__What to work on__. Write out the material again exactly, please, and omit the pictures.

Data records

-------

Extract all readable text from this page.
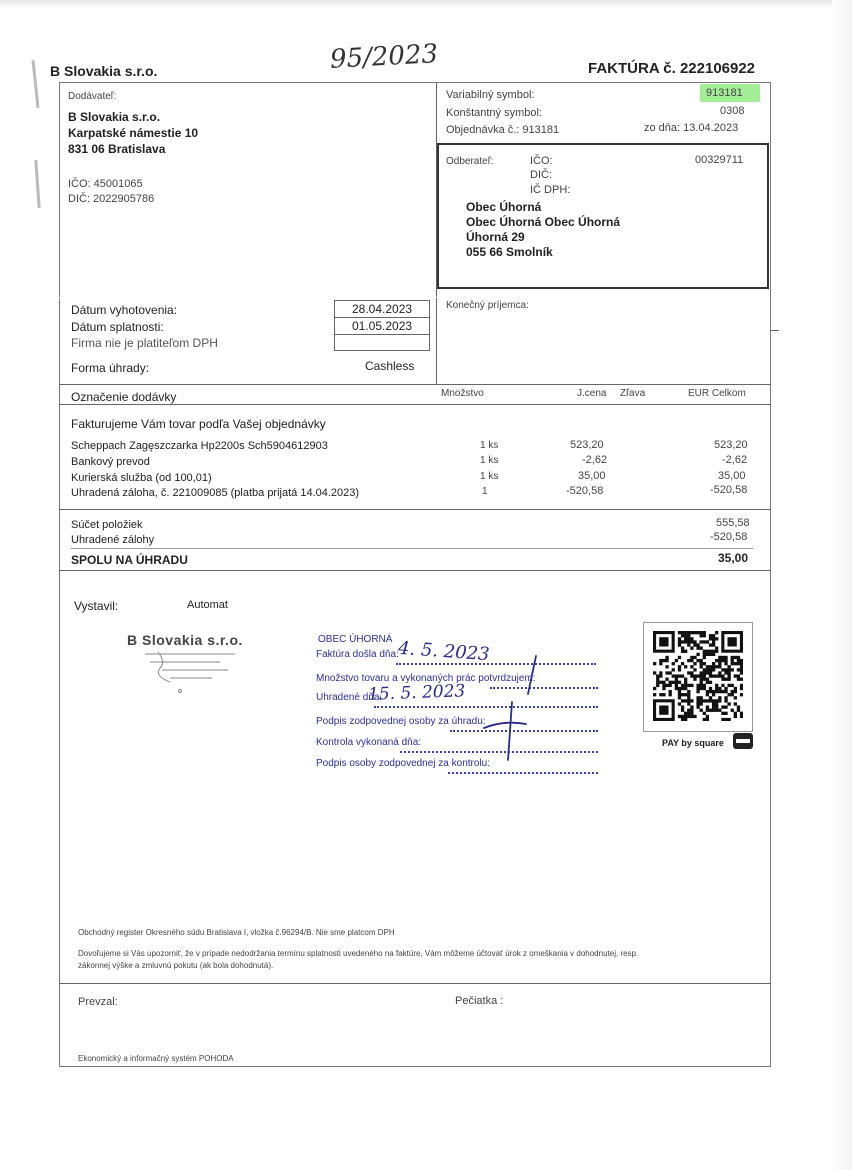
95/2023
B Slovakia s.r.o.	FAKTÚRA č. 222106922
Dodávateľ:
B Slovakia s.r.o.
Karpatské námestie 10
831 06 Bratislava
IČO: 45001065
DIČ: 2022905786
Variabilný symbol:	913181
Konštantný symbol:	0308
Objednávka č.: 913181	zo dňa: 13.04.2023
Odberateľ:	IČO:	00329711
DIČ:
IČ DPH:
Obec Úhorná
Obec Úhorná Obec Úhorná
Úhorná 29
055 66 Smolník
Dátum vyhotovenia:	28.04.2023
Dátum splatnosti:	01.05.2023
Firma nie je platiteľom DPH
Forma úhrady:	Cashless
Konečný príjemca:
Označenie dodávky	Množstvo	J.cena Zľava	EUR Celkom
Fakturujeme Vám tovar podľa Vašej objednávky
Scheppach Zagęszczarka Hp2200s Sch5904612903	1 ks	523,20	523,20
Bankový prevod	1 ks	-2,62	-2,62
Kurierská služba (od 100,01)	1 ks	35,00	35,00
Uhradená záloha, č. 221009085 (platba prijatá 14.04.2023)	1	-520,58	-520,58
Súčet položiek	555,58
Uhradené zálohy	-520,58
SPOLU NA ÚHRADU	35,00
Vystavil:	Automat
B Slovakia s.r.o.	OBEC ÚHORNÁ
Faktúra došla dňa:
4. 5. 2023
Množstvo tovaru a vykonaných prác potvrdzujem:
Uhradené dňa:
15. 5. 2023
Podpis zodpovednej osoby za úhradu:
Kontrola vykonaná dňa:
Podpis osoby zodpovednej za kontrolu:
PAY by square
Obchodný register Okresného súdu Bratislava I, vložka č.96294/B. Nie sme platcom DPH
Dovoľujeme si Vás upozorniť, že v prípade nedodržania termínu splatnosti uvedeného na faktúre, Vám môžeme účtovať úrok z omeškania v dohodnutej, resp.
zákonnej výške a zmluvnú pokutu (ak bola dohodnutá).
Prevzal:	Pečiatka :
Ekonomický a informačný systém POHODA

-------

__Answer to the exercise__.
Extract all readable text from this page.
95/2023
B Slovakia s.r.o.	FAKTÚRA č. 222106922
Dodávateľ:
B Slovakia s.r.o.
Karpatské námestie 10
831 06 Bratislava
IČO: 45001065
DIČ: 2022905786
Variabilný symbol:	913181
Konštantný symbol:	0308
Objednávka č.: 913181	zo dňa: 13.04.2023
Odberateľ:	IČO:	00329711
DIČ:
IČ DPH:
Obec Úhorná
Obec Úhorná Obec Úhorná
Úhorná 29
055 66 Smolník
Dátum vyhotovenia:	28.04.2023
Dátum splatnosti:	01.05.2023
Firma nie je platiteľom DPH
Forma úhrady:	Cashless
Konečný príjemca:
Označenie dodávky	Množstvo	J.cena Zľava	EUR Celkom
Fakturujeme Vám tovar podľa Vašej objednávky
Scheppach Zagęszczarka Hp2200s Sch5904612903	1 ks	523,20	523,20
Bankový prevod	1 ks	-2,62	-2,62
Kurierská služba (od 100,01)	1 ks	35,00	35,00
Uhradená záloha, č. 221009085 (platba prijatá 14.04.2023)	1	-520,58	-520,58
Súčet položiek	555,58
Uhradené zálohy	-520,58
SPOLU NA ÚHRADU	35,00
Vystavil:	Automat
B Slovakia s.r.o.	OBEC ÚHORNÁ
Faktúra došla dňa:
4. 5. 2023
Množstvo tovaru a vykonaných prác potvrdzujem:
Uhradené dňa:
15. 5. 2023
Podpis zodpovednej osoby za úhradu:
Kontrola vykonaná dňa:
Podpis osoby zodpovednej za kontrolu:
PAY by square
Obchodný register Okresného súdu Bratislava I, vložka č.96294/B. Nie sme platcom DPH
Dovoľujeme si Vás upozorniť, že v prípade nedodržania termínu splatnosti uvedeného na faktúre, Vám môžeme účtovať úrok z omeškania v dohodnutej, resp.
zákonnej výške a zmluvnú pokutu (ak bola dohodnutá).
Prevzal:	Pečiatka :
Ekonomický a informačný systém POHODA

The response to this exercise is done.